WHAT THE TASK REQUIRES: Every line in the listing is to be echoed verbatim.

RECORDS PROVIDED:
=======

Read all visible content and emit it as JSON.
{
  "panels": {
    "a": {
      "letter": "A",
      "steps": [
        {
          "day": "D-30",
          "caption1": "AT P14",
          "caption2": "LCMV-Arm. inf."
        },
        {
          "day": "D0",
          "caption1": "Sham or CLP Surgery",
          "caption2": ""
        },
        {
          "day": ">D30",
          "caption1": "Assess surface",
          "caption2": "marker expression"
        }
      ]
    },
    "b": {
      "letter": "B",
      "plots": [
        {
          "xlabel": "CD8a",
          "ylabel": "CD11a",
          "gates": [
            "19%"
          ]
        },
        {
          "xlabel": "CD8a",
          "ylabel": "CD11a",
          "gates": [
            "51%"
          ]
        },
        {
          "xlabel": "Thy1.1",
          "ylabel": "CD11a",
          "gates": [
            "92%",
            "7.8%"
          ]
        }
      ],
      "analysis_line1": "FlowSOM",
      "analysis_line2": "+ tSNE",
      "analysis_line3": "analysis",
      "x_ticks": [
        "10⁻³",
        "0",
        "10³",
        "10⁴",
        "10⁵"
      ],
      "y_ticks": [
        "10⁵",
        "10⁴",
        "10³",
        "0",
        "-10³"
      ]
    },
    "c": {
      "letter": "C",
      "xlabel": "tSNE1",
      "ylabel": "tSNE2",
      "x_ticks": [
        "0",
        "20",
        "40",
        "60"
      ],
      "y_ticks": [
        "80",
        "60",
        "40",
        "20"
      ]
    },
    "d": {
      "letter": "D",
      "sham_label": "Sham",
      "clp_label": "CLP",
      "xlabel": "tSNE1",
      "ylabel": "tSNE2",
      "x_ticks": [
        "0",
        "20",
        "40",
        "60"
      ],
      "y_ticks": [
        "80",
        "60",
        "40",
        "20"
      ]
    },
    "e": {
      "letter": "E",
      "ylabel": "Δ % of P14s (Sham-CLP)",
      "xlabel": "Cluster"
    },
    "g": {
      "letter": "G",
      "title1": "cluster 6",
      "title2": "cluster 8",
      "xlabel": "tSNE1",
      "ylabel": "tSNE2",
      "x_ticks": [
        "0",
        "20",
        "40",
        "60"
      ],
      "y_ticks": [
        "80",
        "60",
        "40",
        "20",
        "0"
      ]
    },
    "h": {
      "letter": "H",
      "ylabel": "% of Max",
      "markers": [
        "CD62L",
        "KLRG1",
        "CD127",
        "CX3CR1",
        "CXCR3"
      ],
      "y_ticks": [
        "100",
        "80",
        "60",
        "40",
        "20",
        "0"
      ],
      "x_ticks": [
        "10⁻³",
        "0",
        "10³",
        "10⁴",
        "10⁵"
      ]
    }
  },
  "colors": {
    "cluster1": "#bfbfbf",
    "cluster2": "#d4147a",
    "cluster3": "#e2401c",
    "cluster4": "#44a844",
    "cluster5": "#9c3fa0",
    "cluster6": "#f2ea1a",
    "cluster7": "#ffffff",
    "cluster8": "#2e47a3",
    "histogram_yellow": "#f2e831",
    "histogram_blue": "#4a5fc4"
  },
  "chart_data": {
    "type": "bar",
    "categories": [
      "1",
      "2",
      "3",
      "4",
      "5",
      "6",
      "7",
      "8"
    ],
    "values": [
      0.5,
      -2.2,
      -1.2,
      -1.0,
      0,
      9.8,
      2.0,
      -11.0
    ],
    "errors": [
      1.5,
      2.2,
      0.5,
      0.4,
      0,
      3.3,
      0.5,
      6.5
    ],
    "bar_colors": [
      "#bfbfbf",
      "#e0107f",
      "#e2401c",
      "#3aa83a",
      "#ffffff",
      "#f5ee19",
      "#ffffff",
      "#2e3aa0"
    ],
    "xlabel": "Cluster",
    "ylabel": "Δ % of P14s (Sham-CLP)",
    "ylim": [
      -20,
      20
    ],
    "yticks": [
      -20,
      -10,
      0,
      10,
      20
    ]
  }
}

=======

WRITTEN SOLUTION:
Read all visible content and emit it as JSON.
{
  "panels": {
    "a": {
      "letter": "A",
      "steps": [
        {
          "day": "D-30",
          "caption1": "AT P14",
          "caption2": "LCMV-Arm. inf."
        },
        {
          "day": "D0",
          "caption1": "Sham or CLP Surgery",
          "caption2": ""
        },
        {
          "day": ">D30",
          "caption1": "Assess surface",
          "caption2": "marker expression"
        }
      ]
    },
    "b": {
      "letter": "B",
      "plots": [
        {
          "xlabel": "CD8a",
          "ylabel": "CD11a",
          "gates": [
            "19%"
          ]
        },
        {
          "xlabel": "CD8a",
          "ylabel": "CD11a",
          "gates": [
            "51%"
          ]
        },
        {
          "xlabel": "Thy1.1",
          "ylabel": "CD11a",
          "gates": [
            "92%",
            "7.8%"
          ]
        }
      ],
      "analysis_line1": "FlowSOM",
      "analysis_line2": "+ tSNE",
      "analysis_line3": "analysis",
      "x_ticks": [
        "10⁻³",
        "0",
        "10³",
        "10⁴",
        "10⁵"
      ],
      "y_ticks": [
        "10⁵",
        "10⁴",
        "10³",
        "0",
        "-10³"
      ]
    },
    "c": {
      "letter": "C",
      "xlabel": "tSNE1",
      "ylabel": "tSNE2",
      "x_ticks": [
        "0",
        "20",
        "40",
        "60"
      ],
      "y_ticks": [
        "80",
        "60",
        "40",
        "20"
      ]
    },
    "d": {
      "letter": "D",
      "sham_label": "Sham",
      "clp_label": "CLP",
      "xlabel": "tSNE1",
      "ylabel": "tSNE2",
      "x_ticks": [
        "0",
        "20",
        "40",
        "60"
      ],
      "y_ticks": [
        "80",
        "60",
        "40",
        "20"
      ]
    },
    "e": {
      "letter": "E",
      "ylabel": "Δ % of P14s (Sham-CLP)",
      "xlabel": "Cluster"
    },
    "g": {
      "letter": "G",
      "title1": "cluster 6",
      "title2": "cluster 8",
      "xlabel": "tSNE1",
      "ylabel": "tSNE2",
      "x_ticks": [
        "0",
        "20",
        "40",
        "60"
      ],
      "y_ticks": [
        "80",
        "60",
        "40",
        "20",
        "0"
      ]
    },
    "h": {
      "letter": "H",
      "ylabel": "% of Max",
      "markers": [
        "CD62L",
        "KLRG1",
        "CD127",
        "CX3CR1",
        "CXCR3"
      ],
      "y_ticks": [
        "100",
        "80",
        "60",
        "40",
        "20",
        "0"
      ],
      "x_ticks": [
        "10⁻³",
        "0",
        "10³",
        "10⁴",
        "10⁵"
      ]
    }
  },
  "colors": {
    "cluster1": "#bfbfbf",
    "cluster2": "#d4147a",
    "cluster3": "#e2401c",
    "cluster4": "#44a844",
    "cluster5": "#9c3fa0",
    "cluster6": "#f2ea1a",
    "cluster7": "#ffffff",
    "cluster8": "#2e47a3",
    "histogram_yellow": "#f2e831",
    "histogram_blue": "#4a5fc4"
  },
  "chart_data": {
    "type": "bar",
    "categories": [
      "1",
      "2",
      "3",
      "4",
      "5",
      "6",
      "7",
      "8"
    ],
    "values": [
      0.5,
      -2.2,
      -1.2,
      -1.0,
      0,
      9.8,
      2.0,
      -11.0
    ],
    "errors": [
      1.5,
      2.2,
      0.5,
      0.4,
      0,
      3.3,
      0.5,
      6.5
    ],
    "bar_colors": [
      "#bfbfbf",
      "#e0107f",
      "#e2401c",
      "#3aa83a",
      "#ffffff",
      "#f5ee19",
      "#ffffff",
      "#2e3aa0"
    ],
    "xlabel": "Cluster",
    "ylabel": "Δ % of P14s (Sham-CLP)",
    "ylim": [
      -20,
      20
    ],
    "yticks": [
      -20,
      -10,
      0,
      10,
      20
    ]
  }
}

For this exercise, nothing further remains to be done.